### TO DO
Exactly as they appear, output all of the records. Skip any images.

### RECORDS FOR THIS TASK
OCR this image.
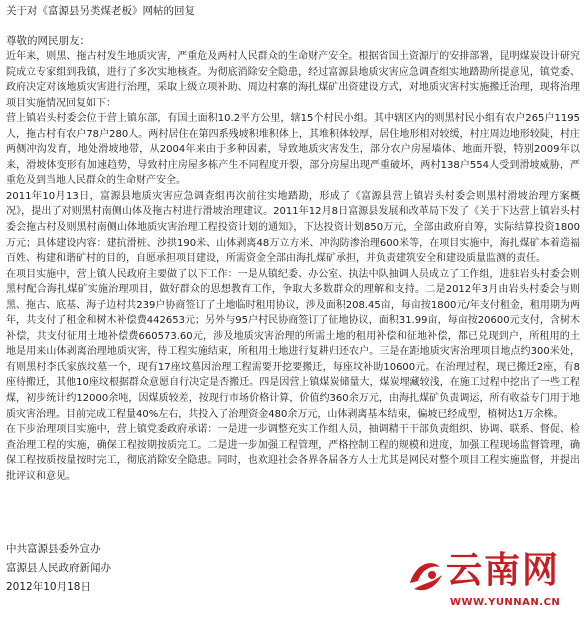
关于对《富源县另类煤老板》网帖的回复
尊敬的网民朋友：

近年来，则黑、拖古村发生地质灾害，严重危及两村人民群众的生命财产安全。根据省国土资源厅的安排部署，昆明煤炭设计研究院成立专家组到我镇，进行了多次实地核查。为彻底消除安全隐患，经过富源县地质灾害应急调查组实地踏勘所提意见，镇党委、政府决定对该地质灾害进行治理，采取上级立项补助、周边村寨的海扎煤矿出资建设方式，对地质灾害村实施搬迁治理，现将治理项目实施情况回复如下：

营上镇岩头村委会位于营上镇东部，有国土面积10.2平方公里，辖15个村民小组。其中辖区内的则黑村民小组有农户265户1195人，拖古村有农户78户280人。两村居住在第四系残坡积堆积体上，其堆积体较厚，居住地形相对较缓，村庄周边地形较陡，村庄两侧冲沟发育，地处滑坡地带，从2004年来由于多种因素，导致地质灾害发生，部分农户房屋墙体、地面开裂，特别2009年以来，滑坡体变形有加速趋势，导致村庄房屋多栋产生不同程度开裂，部分房屋出现严重破坏，两村138户554人受到滑坡威胁，严重危及到当地人民群众的生命财产安全。

2011年10月13日，富源县地质灾害应急调查组再次前往实地踏勘，形成了《富源县营上镇岩头村委会则黑村滑坡治理方案概况》，提出了对则黑村南侧山体及拖古村进行滑坡治理建议。2011年12月8日富源县发展和改革局下发了《关于下达营上镇岩头村委会拖古村及则黑村南侧山体地质灾害治理工程投资计划的通知》，下达投资计划850万元，全部由政府自筹，实际结算投资1800万元；具体建设内容：建抗滑桩、沙拱190米、山体剥离48万立方米、冲沟防渗治理600米等，在项目实施中，海扎煤矿本着造福百姓、构建和谐矿村的目的，自愿承担项目建设，所需资金全部由海扎煤矿承担，并负责建筑安全和建设质量监测的责任。

在项目实施中，营上镇人民政府主要做了以下工作：一是从镇纪委、办公室、执法中队抽调人员成立了工作组，进驻岩头村委会则黑村配合海扎煤矿实施治理项目，做好群众的思想教育工作，争取大多数群众的理解和支持。二是2012年3月由岩头村委会与则黑、拖古、底基、海子边村共239户协商签订了土地临时租用协议，涉及面积208.45亩，每亩按1800元/年支付租金，租用期为两年，共支付了租金和树木补偿费442653元；另外与95户村民协商签订了征地协议，面积31.99亩，每亩按20600元支付，含树木补偿，共支付征用土地补偿费660573.60元，涉及地质灾害治理的所需土地的租用补偿和征地补偿，都已兑现到户，所租用的土地是用来山体剥离治理地质灾害，待工程实施结束，所租用土地进行复耕归还农户。三是在距地质灾害治理项目地点约300米处，有则黑村李氏家族坟墓一个，现有17座坟墓因治理工程需要开挖要搬迁，每座坟补助10600元。在治理过程，现已搬迁2座，有8座待搬迁，其他10座坟根据群众意愿自行决定是否搬迁。四是因营上镇煤炭储量大，煤炭埋藏较浅，在施工过程中挖出了一些工程煤，初步统计约12000余吨，因煤质较差，按现行市场价格计算，价值约360余万元，由海扎煤矿负责调运，所有收益专门用于地质灾害治理。目前完成工程量40%左右，共投入了治理资金480余万元，山体剥离基本结束，偏坡已经成型，植树达1万余株。

在下步治理项目实施中，营上镇党委政府承诺：一是进一步调整充实工作组人员，抽调精干干部负责组织、协调、联系、督促、检查治理工程的实施，确保工程按期按质完工。二是进一步加强工程管理，严格控制工程的规模和进度，加强工程现场监督管理，确保工程按质按量按时完工，彻底消除安全隐患。同时，也欢迎社会各界各届各方人士尤其是网民对整个项目工程实施监督，并提出批评议和意见。

中共富源县委外宣办
富源县人民政府新闻办
2012年10月18日	云南网
WWW.YUNNAN.CN
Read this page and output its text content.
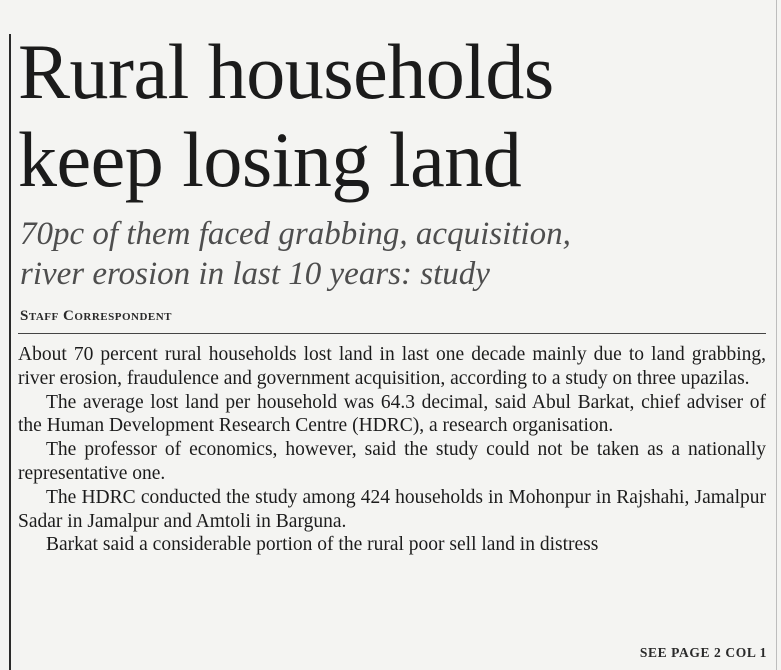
Rural households
keep losing land
70pc of them faced grabbing, acquisition,
river erosion in last 10 years: study
Staff Correspondent

About 70 percent rural households lost land in last one decade mainly due to land grabbing, river erosion, fraudulence and government acquisition, according to a study on three upazilas.

The average lost land per household was 64.3 decimal, said Abul Barkat, chief adviser of the Human Development Research Centre (HDRC), a research organisation.

The professor of economics, however, said the study could not be taken as a nationally representative one.

The HDRC conducted the study among 424 households in Mohonpur in Rajshahi, Jamalpur Sadar in Jamalpur and Amtoli in Barguna.

Barkat said a considerable portion of the rural poor sell land in distress

SEE PAGE 2 COL 1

### PROBLEM SOLUTION
OCR this image.
关于对《富源县另类煤老板》网帖的回复
尊敬的网民朋友：

近年来，则黑、拖古村发生地质灾害，严重危及两村人民群众的生命财产安全。根据省国土资源厅的安排部署，昆明煤炭设计研究院成立专家组到我镇，进行了多次实地核查。为彻底消除安全隐患，经过富源县地质灾害应急调查组实地踏勘所提意见，镇党委、政府决定对该地质灾害进行治理，采取上级立项补助、周边村寨的海扎煤矿出资建设方式，对地质灾害村实施搬迁治理，现将治理项目实施情况回复如下：

营上镇岩头村委会位于营上镇东部，有国土面积10.2平方公里，辖15个村民小组。其中辖区内的则黑村民小组有农户265户1195人，拖古村有农户78户280人。两村居住在第四系残坡积堆积体上，其堆积体较厚，居住地形相对较缓，村庄周边地形较陡，村庄两侧冲沟发育，地处滑坡地带，从2004年来由于多种因素，导致地质灾害发生，部分农户房屋墙体、地面开裂，特别2009年以来，滑坡体变形有加速趋势，导致村庄房屋多栋产生不同程度开裂，部分房屋出现严重破坏，两村138户554人受到滑坡威胁，严重危及到当地人民群众的生命财产安全。

2011年10月13日，富源县地质灾害应急调查组再次前往实地踏勘，形成了《富源县营上镇岩头村委会则黑村滑坡治理方案概况》，提出了对则黑村南侧山体及拖古村进行滑坡治理建议。2011年12月8日富源县发展和改革局下发了《关于下达营上镇岩头村委会拖古村及则黑村南侧山体地质灾害治理工程投资计划的通知》，下达投资计划850万元，全部由政府自筹，实际结算投资1800万元；具体建设内容：建抗滑桩、沙拱190米、山体剥离48万立方米、冲沟防渗治理600米等，在项目实施中，海扎煤矿本着造福百姓、构建和谐矿村的目的，自愿承担项目建设，所需资金全部由海扎煤矿承担，并负责建筑安全和建设质量监测的责任。

在项目实施中，营上镇人民政府主要做了以下工作：一是从镇纪委、办公室、执法中队抽调人员成立了工作组，进驻岩头村委会则黑村配合海扎煤矿实施治理项目，做好群众的思想教育工作，争取大多数群众的理解和支持。二是2012年3月由岩头村委会与则黑、拖古、底基、海子边村共239户协商签订了土地临时租用协议，涉及面积208.45亩，每亩按1800元/年支付租金，租用期为两年，共支付了租金和树木补偿费442653元；另外与95户村民协商签订了征地协议，面积31.99亩，每亩按20600元支付，含树木补偿，共支付征用土地补偿费660573.60元，涉及地质灾害治理的所需土地的租用补偿和征地补偿，都已兑现到户，所租用的土地是用来山体剥离治理地质灾害，待工程实施结束，所租用土地进行复耕归还农户。三是在距地质灾害治理项目地点约300米处，有则黑村李氏家族坟墓一个，现有17座坟墓因治理工程需要开挖要搬迁，每座坟补助10600元。在治理过程，现已搬迁2座，有8座待搬迁，其他10座坟根据群众意愿自行决定是否搬迁。四是因营上镇煤炭储量大，煤炭埋藏较浅，在施工过程中挖出了一些工程煤，初步统计约12000余吨，因煤质较差，按现行市场价格计算，价值约360余万元，由海扎煤矿负责调运，所有收益专门用于地质灾害治理。目前完成工程量40%左右，共投入了治理资金480余万元，山体剥离基本结束，偏坡已经成型，植树达1万余株。

在下步治理项目实施中，营上镇党委政府承诺：一是进一步调整充实工作组人员，抽调精干干部负责组织、协调、联系、督促、检查治理工程的实施，确保工程按期按质完工。二是进一步加强工程管理，严格控制工程的规模和进度，加强工程现场监督管理，确保工程按质按量按时完工，彻底消除安全隐患。同时，也欢迎社会各界各届各方人士尤其是网民对整个项目工程实施监督，并提出批评议和意见。

中共富源县委外宣办
富源县人民政府新闻办
2012年10月18日	云南网
WWW.YUNNAN.CN
Read this page and output its text content.
Rural households
keep losing land
70pc of them faced grabbing, acquisition,
river erosion in last 10 years: study
Staff Correspondent

About 70 percent rural households lost land in last one decade mainly due to land grabbing, river erosion, fraudulence and government acquisition, according to a study on three upazilas.

The average lost land per household was 64.3 decimal, said Abul Barkat, chief adviser of the Human Development Research Centre (HDRC), a research organisation.

The professor of economics, however, said the study could not be taken as a nationally representative one.

The HDRC conducted the study among 424 households in Mohonpur in Rajshahi, Jamalpur Sadar in Jamalpur and Amtoli in Barguna.

Barkat said a considerable portion of the rural poor sell land in distress

SEE PAGE 2 COL 1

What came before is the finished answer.